Retype all material exactly. Pictures stay out of the copy.

## BEGIN

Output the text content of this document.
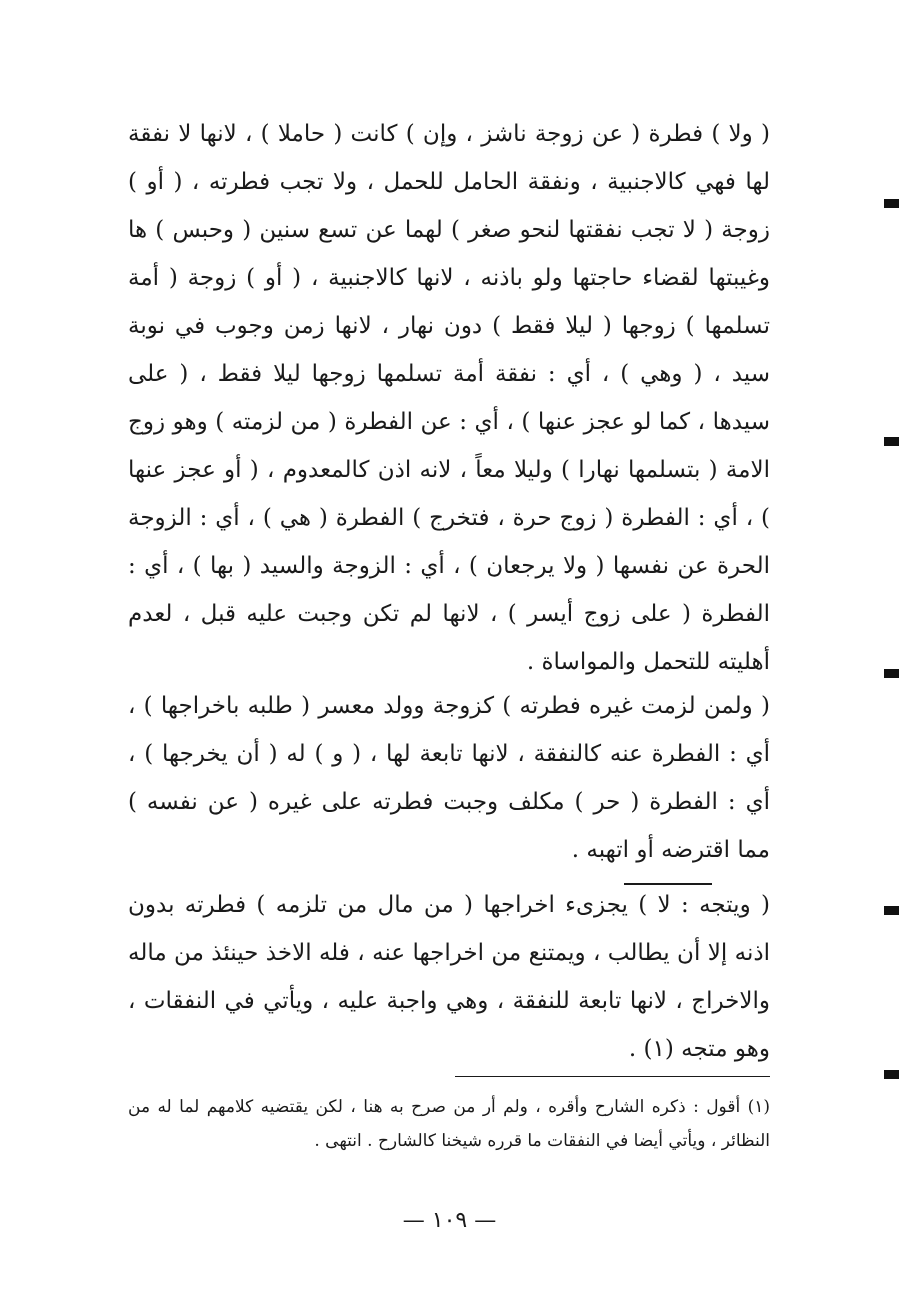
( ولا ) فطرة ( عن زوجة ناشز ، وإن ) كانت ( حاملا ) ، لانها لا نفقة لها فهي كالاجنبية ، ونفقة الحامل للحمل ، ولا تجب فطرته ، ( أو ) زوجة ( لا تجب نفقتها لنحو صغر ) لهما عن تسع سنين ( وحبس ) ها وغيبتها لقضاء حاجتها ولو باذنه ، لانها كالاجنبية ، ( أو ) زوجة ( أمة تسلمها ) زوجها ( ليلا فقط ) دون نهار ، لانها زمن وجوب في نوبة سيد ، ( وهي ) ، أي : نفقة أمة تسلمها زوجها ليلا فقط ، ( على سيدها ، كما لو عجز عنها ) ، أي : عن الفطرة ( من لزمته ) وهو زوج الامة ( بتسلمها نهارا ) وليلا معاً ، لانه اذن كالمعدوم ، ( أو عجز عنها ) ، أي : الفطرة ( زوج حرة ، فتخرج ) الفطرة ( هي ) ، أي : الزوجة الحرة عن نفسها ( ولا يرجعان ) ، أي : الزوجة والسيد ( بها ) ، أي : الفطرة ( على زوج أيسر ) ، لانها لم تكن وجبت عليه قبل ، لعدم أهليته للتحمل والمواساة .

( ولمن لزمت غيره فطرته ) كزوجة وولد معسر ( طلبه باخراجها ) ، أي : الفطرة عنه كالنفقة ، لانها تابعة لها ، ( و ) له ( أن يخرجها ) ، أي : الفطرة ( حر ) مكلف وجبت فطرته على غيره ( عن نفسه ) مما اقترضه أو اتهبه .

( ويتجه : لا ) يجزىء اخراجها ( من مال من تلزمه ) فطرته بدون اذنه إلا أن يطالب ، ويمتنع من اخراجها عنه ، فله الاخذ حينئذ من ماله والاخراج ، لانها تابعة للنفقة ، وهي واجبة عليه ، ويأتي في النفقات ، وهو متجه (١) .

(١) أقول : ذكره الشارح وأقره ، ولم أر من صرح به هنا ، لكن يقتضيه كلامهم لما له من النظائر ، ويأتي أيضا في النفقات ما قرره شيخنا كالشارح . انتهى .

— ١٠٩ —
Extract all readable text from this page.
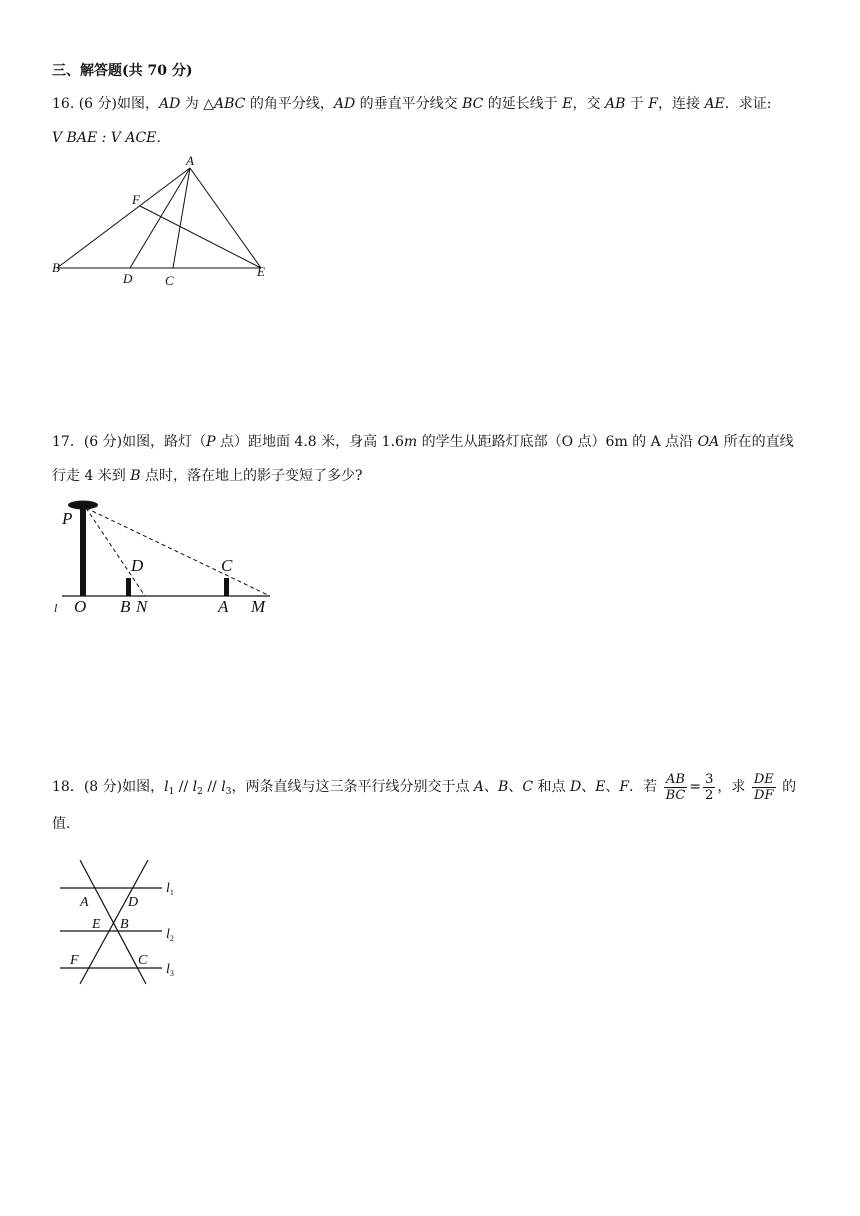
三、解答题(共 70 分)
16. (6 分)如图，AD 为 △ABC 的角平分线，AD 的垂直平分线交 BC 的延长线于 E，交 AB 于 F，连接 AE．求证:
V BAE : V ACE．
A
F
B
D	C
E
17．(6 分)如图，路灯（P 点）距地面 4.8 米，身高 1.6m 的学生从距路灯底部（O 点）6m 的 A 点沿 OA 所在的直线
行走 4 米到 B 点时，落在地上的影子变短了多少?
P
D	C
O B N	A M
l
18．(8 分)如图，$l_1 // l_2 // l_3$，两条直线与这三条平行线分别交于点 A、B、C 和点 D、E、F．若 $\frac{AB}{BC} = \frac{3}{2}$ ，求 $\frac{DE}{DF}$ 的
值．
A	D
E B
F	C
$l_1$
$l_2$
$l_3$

## END

* Written response
Output the text content of this document.
( ولا ) فطرة ( عن زوجة ناشز ، وإن ) كانت ( حاملا ) ، لانها لا نفقة لها فهي كالاجنبية ، ونفقة الحامل للحمل ، ولا تجب فطرته ، ( أو ) زوجة ( لا تجب نفقتها لنحو صغر ) لهما عن تسع سنين ( وحبس ) ها وغيبتها لقضاء حاجتها ولو باذنه ، لانها كالاجنبية ، ( أو ) زوجة ( أمة تسلمها ) زوجها ( ليلا فقط ) دون نهار ، لانها زمن وجوب في نوبة سيد ، ( وهي ) ، أي : نفقة أمة تسلمها زوجها ليلا فقط ، ( على سيدها ، كما لو عجز عنها ) ، أي : عن الفطرة ( من لزمته ) وهو زوج الامة ( بتسلمها نهارا ) وليلا معاً ، لانه اذن كالمعدوم ، ( أو عجز عنها ) ، أي : الفطرة ( زوج حرة ، فتخرج ) الفطرة ( هي ) ، أي : الزوجة الحرة عن نفسها ( ولا يرجعان ) ، أي : الزوجة والسيد ( بها ) ، أي : الفطرة ( على زوج أيسر ) ، لانها لم تكن وجبت عليه قبل ، لعدم أهليته للتحمل والمواساة .

( ولمن لزمت غيره فطرته ) كزوجة وولد معسر ( طلبه باخراجها ) ، أي : الفطرة عنه كالنفقة ، لانها تابعة لها ، ( و ) له ( أن يخرجها ) ، أي : الفطرة ( حر ) مكلف وجبت فطرته على غيره ( عن نفسه ) مما اقترضه أو اتهبه .

( ويتجه : لا ) يجزىء اخراجها ( من مال من تلزمه ) فطرته بدون اذنه إلا أن يطالب ، ويمتنع من اخراجها عنه ، فله الاخذ حينئذ من ماله والاخراج ، لانها تابعة للنفقة ، وهي واجبة عليه ، ويأتي في النفقات ، وهو متجه (١) .

(١) أقول : ذكره الشارح وأقره ، ولم أر من صرح به هنا ، لكن يقتضيه كلامهم لما له من النظائر ، ويأتي أيضا في النفقات ما قرره شيخنا كالشارح . انتهى .

— ١٠٩ —
Extract all readable text from this page.
三、解答题(共 70 分)
16. (6 分)如图，AD 为 △ABC 的角平分线，AD 的垂直平分线交 BC 的延长线于 E，交 AB 于 F，连接 AE．求证:
V BAE : V ACE．
A
F
B
D	C
E
17．(6 分)如图，路灯（P 点）距地面 4.8 米，身高 1.6m 的学生从距路灯底部（O 点）6m 的 A 点沿 OA 所在的直线
行走 4 米到 B 点时，落在地上的影子变短了多少?
P
D	C
O B N	A M
l
18．(8 分)如图，$l_1 // l_2 // l_3$，两条直线与这三条平行线分别交于点 A、B、C 和点 D、E、F．若 $\frac{AB}{BC} = \frac{3}{2}$ ，求 $\frac{DE}{DF}$ 的
值．
A	D
E B
F	C
$l_1$
$l_2$
$l_3$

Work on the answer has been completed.